▸ **Your task**: Please rewrite the listing below, replacing every "data-point" with "plot-point" and leaving everything else unchanged.

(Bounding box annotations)
──────────

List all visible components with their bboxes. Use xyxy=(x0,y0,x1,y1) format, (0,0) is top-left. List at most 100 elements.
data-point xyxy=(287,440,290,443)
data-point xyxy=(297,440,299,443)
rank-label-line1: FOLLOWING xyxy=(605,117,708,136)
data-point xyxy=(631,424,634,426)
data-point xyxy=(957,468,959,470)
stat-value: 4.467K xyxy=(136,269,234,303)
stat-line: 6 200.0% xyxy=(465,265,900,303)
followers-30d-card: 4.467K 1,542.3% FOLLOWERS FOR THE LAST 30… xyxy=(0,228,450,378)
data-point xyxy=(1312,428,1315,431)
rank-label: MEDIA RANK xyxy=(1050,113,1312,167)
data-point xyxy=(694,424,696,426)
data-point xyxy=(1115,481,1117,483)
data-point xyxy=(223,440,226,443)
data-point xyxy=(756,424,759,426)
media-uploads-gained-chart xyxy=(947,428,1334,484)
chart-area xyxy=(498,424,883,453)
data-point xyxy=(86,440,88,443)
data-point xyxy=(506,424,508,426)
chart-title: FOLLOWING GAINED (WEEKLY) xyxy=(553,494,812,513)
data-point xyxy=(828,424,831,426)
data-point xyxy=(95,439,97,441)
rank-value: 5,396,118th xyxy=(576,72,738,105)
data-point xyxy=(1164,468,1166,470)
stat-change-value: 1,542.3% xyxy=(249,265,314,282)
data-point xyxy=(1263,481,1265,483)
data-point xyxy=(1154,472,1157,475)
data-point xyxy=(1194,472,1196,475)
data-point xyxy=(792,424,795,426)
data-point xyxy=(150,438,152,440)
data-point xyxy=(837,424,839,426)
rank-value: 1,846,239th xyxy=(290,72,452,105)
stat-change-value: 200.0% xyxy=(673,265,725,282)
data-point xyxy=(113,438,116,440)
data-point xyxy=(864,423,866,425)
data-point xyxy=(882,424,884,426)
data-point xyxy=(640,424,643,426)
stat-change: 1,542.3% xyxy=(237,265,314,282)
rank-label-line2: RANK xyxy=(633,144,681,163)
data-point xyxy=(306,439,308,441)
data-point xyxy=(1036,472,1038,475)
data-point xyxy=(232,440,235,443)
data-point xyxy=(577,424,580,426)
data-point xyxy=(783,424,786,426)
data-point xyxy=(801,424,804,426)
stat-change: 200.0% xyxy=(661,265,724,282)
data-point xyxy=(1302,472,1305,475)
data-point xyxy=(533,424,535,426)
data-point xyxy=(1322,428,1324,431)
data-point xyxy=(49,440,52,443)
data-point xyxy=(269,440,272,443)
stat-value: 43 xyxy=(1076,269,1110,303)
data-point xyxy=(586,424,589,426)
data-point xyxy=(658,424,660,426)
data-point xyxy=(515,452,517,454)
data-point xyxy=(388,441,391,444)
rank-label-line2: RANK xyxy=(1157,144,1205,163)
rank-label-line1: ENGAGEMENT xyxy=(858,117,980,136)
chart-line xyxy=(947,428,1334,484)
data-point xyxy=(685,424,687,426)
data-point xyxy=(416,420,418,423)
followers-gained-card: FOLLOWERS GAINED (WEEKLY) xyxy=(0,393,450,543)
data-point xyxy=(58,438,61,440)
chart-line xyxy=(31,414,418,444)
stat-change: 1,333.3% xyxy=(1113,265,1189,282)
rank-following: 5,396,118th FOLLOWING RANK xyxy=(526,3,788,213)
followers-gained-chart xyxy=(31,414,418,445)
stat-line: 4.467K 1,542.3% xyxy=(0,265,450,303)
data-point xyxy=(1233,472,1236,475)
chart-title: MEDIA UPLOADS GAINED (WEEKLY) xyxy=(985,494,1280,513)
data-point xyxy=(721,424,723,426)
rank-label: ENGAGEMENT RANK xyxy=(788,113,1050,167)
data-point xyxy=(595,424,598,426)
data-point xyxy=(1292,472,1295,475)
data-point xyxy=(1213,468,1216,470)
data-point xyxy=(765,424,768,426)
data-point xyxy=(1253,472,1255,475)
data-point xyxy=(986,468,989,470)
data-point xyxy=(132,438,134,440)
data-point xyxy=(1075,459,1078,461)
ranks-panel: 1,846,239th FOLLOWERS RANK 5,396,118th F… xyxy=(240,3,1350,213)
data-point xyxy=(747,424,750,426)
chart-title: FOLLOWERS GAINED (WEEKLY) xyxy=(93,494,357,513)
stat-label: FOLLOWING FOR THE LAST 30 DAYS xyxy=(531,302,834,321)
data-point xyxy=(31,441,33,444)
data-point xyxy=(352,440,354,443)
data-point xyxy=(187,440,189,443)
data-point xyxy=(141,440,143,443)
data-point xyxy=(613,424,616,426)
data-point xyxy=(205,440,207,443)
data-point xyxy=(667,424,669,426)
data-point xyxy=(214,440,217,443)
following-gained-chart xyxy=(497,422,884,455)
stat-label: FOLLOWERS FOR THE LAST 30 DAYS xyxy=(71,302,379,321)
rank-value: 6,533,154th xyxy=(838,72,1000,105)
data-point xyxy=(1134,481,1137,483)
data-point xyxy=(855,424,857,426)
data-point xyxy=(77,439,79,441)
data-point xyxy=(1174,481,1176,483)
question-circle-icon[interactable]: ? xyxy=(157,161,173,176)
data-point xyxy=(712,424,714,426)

──────────

▸ **Exercise solution**:
List all visible components with their bboxes. Use xyxy=(x0,y0,x1,y1) format, (0,0) is top-left. List at most 100 elements.
plot-point xyxy=(287,440,290,443)
plot-point xyxy=(297,440,299,443)
rank-label-line1: FOLLOWING xyxy=(605,117,708,136)
plot-point xyxy=(631,424,634,426)
plot-point xyxy=(957,468,959,470)
stat-value: 4.467K xyxy=(136,269,234,303)
stat-line: 6 200.0% xyxy=(465,265,900,303)
followers-30d-card: 4.467K 1,542.3% FOLLOWERS FOR THE LAST 30… xyxy=(0,228,450,378)
plot-point xyxy=(1312,428,1315,431)
rank-label: MEDIA RANK xyxy=(1050,113,1312,167)
plot-point xyxy=(694,424,696,426)
plot-point xyxy=(1115,481,1117,483)
plot-point xyxy=(223,440,226,443)
plot-point xyxy=(756,424,759,426)
media-uploads-gained-chart xyxy=(947,428,1334,484)
chart-area xyxy=(498,424,883,453)
plot-point xyxy=(86,440,88,443)
plot-point xyxy=(506,424,508,426)
chart-title: FOLLOWING GAINED (WEEKLY) xyxy=(553,494,812,513)
plot-point xyxy=(828,424,831,426)
plot-point xyxy=(95,439,97,441)
rank-value: 5,396,118th xyxy=(576,72,738,105)
plot-point xyxy=(1164,468,1166,470)
stat-change-value: 1,542.3% xyxy=(249,265,314,282)
plot-point xyxy=(1263,481,1265,483)
plot-point xyxy=(1154,472,1157,475)
plot-point xyxy=(1194,472,1196,475)
plot-point xyxy=(792,424,795,426)
plot-point xyxy=(150,438,152,440)
plot-point xyxy=(837,424,839,426)
rank-value: 1,846,239th xyxy=(290,72,452,105)
stat-change-value: 200.0% xyxy=(673,265,725,282)
plot-point xyxy=(113,438,116,440)
plot-point xyxy=(864,423,866,425)
plot-point xyxy=(882,424,884,426)
plot-point xyxy=(640,424,643,426)
stat-change: 1,542.3% xyxy=(237,265,314,282)
rank-label-line2: RANK xyxy=(633,144,681,163)
plot-point xyxy=(306,439,308,441)
plot-point xyxy=(1036,472,1038,475)
plot-point xyxy=(232,440,235,443)
plot-point xyxy=(577,424,580,426)
plot-point xyxy=(783,424,786,426)
plot-point xyxy=(801,424,804,426)
stat-change: 200.0% xyxy=(661,265,724,282)
plot-point xyxy=(1302,472,1305,475)
plot-point xyxy=(533,424,535,426)
plot-point xyxy=(1322,428,1324,431)
plot-point xyxy=(49,440,52,443)
plot-point xyxy=(269,440,272,443)
stat-value: 43 xyxy=(1076,269,1110,303)
plot-point xyxy=(586,424,589,426)
plot-point xyxy=(658,424,660,426)
plot-point xyxy=(515,452,517,454)
plot-point xyxy=(388,441,391,444)
rank-label-line2: RANK xyxy=(1157,144,1205,163)
rank-label-line1: ENGAGEMENT xyxy=(858,117,980,136)
chart-line xyxy=(947,428,1334,484)
plot-point xyxy=(685,424,687,426)
plot-point xyxy=(416,420,418,423)
followers-gained-card: FOLLOWERS GAINED (WEEKLY) xyxy=(0,393,450,543)
plot-point xyxy=(58,438,61,440)
chart-line xyxy=(31,414,418,444)
stat-change: 1,333.3% xyxy=(1113,265,1189,282)
rank-following: 5,396,118th FOLLOWING RANK xyxy=(526,3,788,213)
followers-gained-chart xyxy=(31,414,418,445)
stat-line: 4.467K 1,542.3% xyxy=(0,265,450,303)
plot-point xyxy=(1233,472,1236,475)
chart-title: MEDIA UPLOADS GAINED (WEEKLY) xyxy=(985,494,1280,513)
plot-point xyxy=(721,424,723,426)
rank-label: ENGAGEMENT RANK xyxy=(788,113,1050,167)
plot-point xyxy=(595,424,598,426)
plot-point xyxy=(1292,472,1295,475)
plot-point xyxy=(1213,468,1216,470)
plot-point xyxy=(765,424,768,426)
plot-point xyxy=(1253,472,1255,475)
plot-point xyxy=(986,468,989,470)
plot-point xyxy=(132,438,134,440)
plot-point xyxy=(1075,459,1078,461)
ranks-panel: 1,846,239th FOLLOWERS RANK 5,396,118th F… xyxy=(240,3,1350,213)
plot-point xyxy=(747,424,750,426)
chart-title: FOLLOWERS GAINED (WEEKLY) xyxy=(93,494,357,513)
stat-label: FOLLOWING FOR THE LAST 30 DAYS xyxy=(531,302,834,321)
plot-point xyxy=(31,441,33,444)
plot-point xyxy=(352,440,354,443)
plot-point xyxy=(187,440,189,443)
plot-point xyxy=(141,440,143,443)
plot-point xyxy=(613,424,616,426)
plot-point xyxy=(205,440,207,443)
plot-point xyxy=(667,424,669,426)
plot-point xyxy=(214,440,217,443)
following-gained-chart xyxy=(497,422,884,455)
stat-label: FOLLOWERS FOR THE LAST 30 DAYS xyxy=(71,302,379,321)
rank-value: 6,533,154th xyxy=(838,72,1000,105)
plot-point xyxy=(1134,481,1137,483)
plot-point xyxy=(855,424,857,426)
plot-point xyxy=(77,439,79,441)
plot-point xyxy=(1174,481,1176,483)
question-circle-icon[interactable]: ? xyxy=(157,161,173,176)
plot-point xyxy=(712,424,714,426)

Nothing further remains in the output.